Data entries
***

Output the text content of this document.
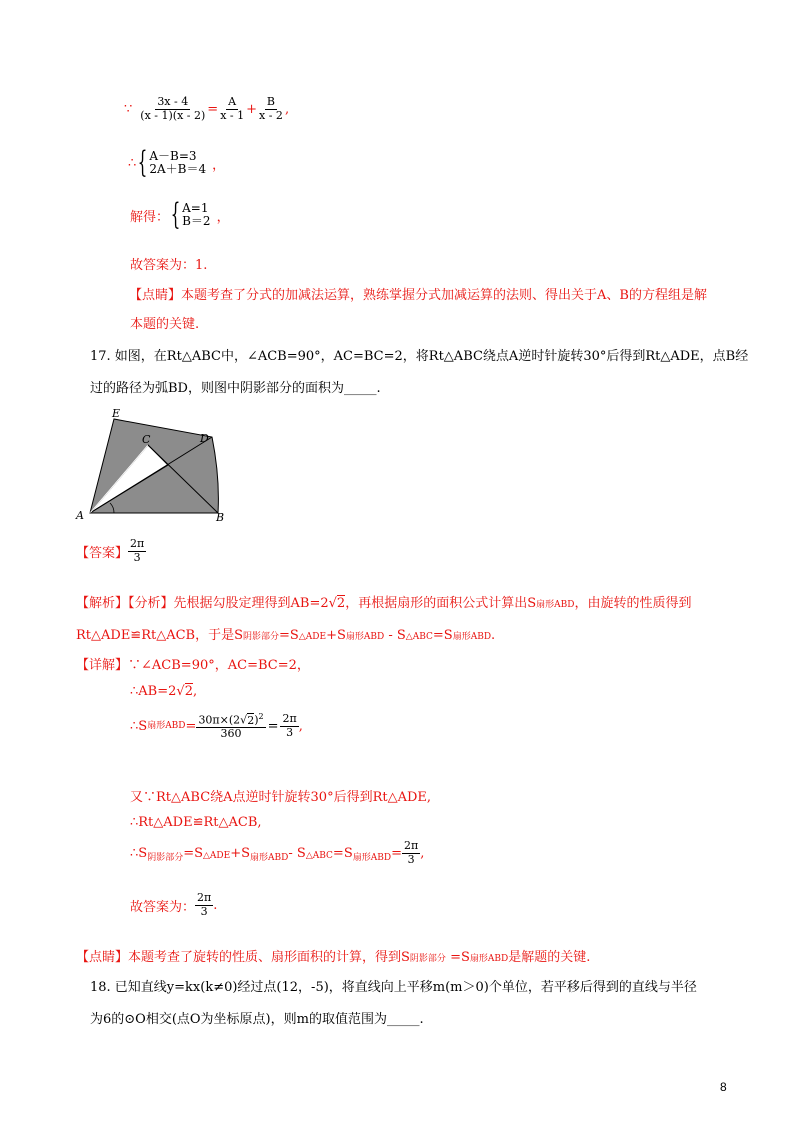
∵ $\frac{3x - 4}{(x - 1)(x - 2)} = \frac{A}{x - 1} + \frac{B}{x - 2}$ ,
∴ { A－B=3
2A＋B＝4 ，
解得： { A=1
B＝2 ，
故答案为：1.
【点睛】本题考查了分式的加减法运算，熟练掌握分式加减运算的法则、得出关于A、B的方程组是解
本题的关键.
17. 如图，在Rt△ABC中，∠ACB=90°，AC=BC=2，将Rt△ABC绕点A逆时针旋转30°后得到Rt△ADE，点B经
过的路径为弧BD，则图中阴影部分的面积为_____.
E
C	D
A	B
【答案】 $\frac{2\pi}{3}$
【解析】【分析】先根据勾股定理得到AB=2√2，再根据扇形的面积公式计算出S扇形ABD，由旋转的性质得到
Rt△ADE≌Rt△ACB，于是S阴影部分=S△ADE+S扇形ABD - S△ABC=S扇形ABD.
【详解】∵∠ACB=90°，AC=BC=2，
∴AB=2√2,
∴S 扇形ABD = $\frac{30\pi\times(2√2)^2}{360} = \frac{2\pi}{3}$ ,
又∵Rt△ABC绕A点逆时针旋转30°后得到Rt△ADE,
∴Rt△ADE≌Rt△ACB,
∴S 阴影部分 =S △ADE +S 扇形ABD - S △ABC =S 扇形ABD = $\frac{2\pi}{3}$ ,
故答案为： $\frac{2\pi}{3}$ .
【点睛】本题考查了旋转的性质、扇形面积的计算，得到S阴影部分 =S扇形ABD是解题的关键.
18. 已知直线y=kx(k≠0)经过点(12，-5)，将直线向上平移m(m＞0)个单位，若平移后得到的直线与半径
为6的⊙O相交(点O为坐标原点)，则m的取值范围为_____.
8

***

- **Your goal**
Transcribe each line above verbatim, with the pictures left out.

- **The solution**
Output the text content of this document.
∵ $\frac{3x - 4}{(x - 1)(x - 2)} = \frac{A}{x - 1} + \frac{B}{x - 2}$ ,
∴ { A－B=3
2A＋B＝4 ，
解得： { A=1
B＝2 ，
故答案为：1.
【点睛】本题考查了分式的加减法运算，熟练掌握分式加减运算的法则、得出关于A、B的方程组是解
本题的关键.
17. 如图，在Rt△ABC中，∠ACB=90°，AC=BC=2，将Rt△ABC绕点A逆时针旋转30°后得到Rt△ADE，点B经
过的路径为弧BD，则图中阴影部分的面积为_____.
E
C	D
A	B
【答案】 $\frac{2\pi}{3}$
【解析】【分析】先根据勾股定理得到AB=2√2，再根据扇形的面积公式计算出S扇形ABD，由旋转的性质得到
Rt△ADE≌Rt△ACB，于是S阴影部分=S△ADE+S扇形ABD - S△ABC=S扇形ABD.
【详解】∵∠ACB=90°，AC=BC=2，
∴AB=2√2,
∴S 扇形ABD = $\frac{30\pi\times(2√2)^2}{360} = \frac{2\pi}{3}$ ,
又∵Rt△ABC绕A点逆时针旋转30°后得到Rt△ADE,
∴Rt△ADE≌Rt△ACB,
∴S 阴影部分 =S △ADE +S 扇形ABD - S △ABC =S 扇形ABD = $\frac{2\pi}{3}$ ,
故答案为： $\frac{2\pi}{3}$ .
【点睛】本题考查了旋转的性质、扇形面积的计算，得到S阴影部分 =S扇形ABD是解题的关键.
18. 已知直线y=kx(k≠0)经过点(12，-5)，将直线向上平移m(m＞0)个单位，若平移后得到的直线与半径
为6的⊙O相交(点O为坐标原点)，则m的取值范围为_____.
8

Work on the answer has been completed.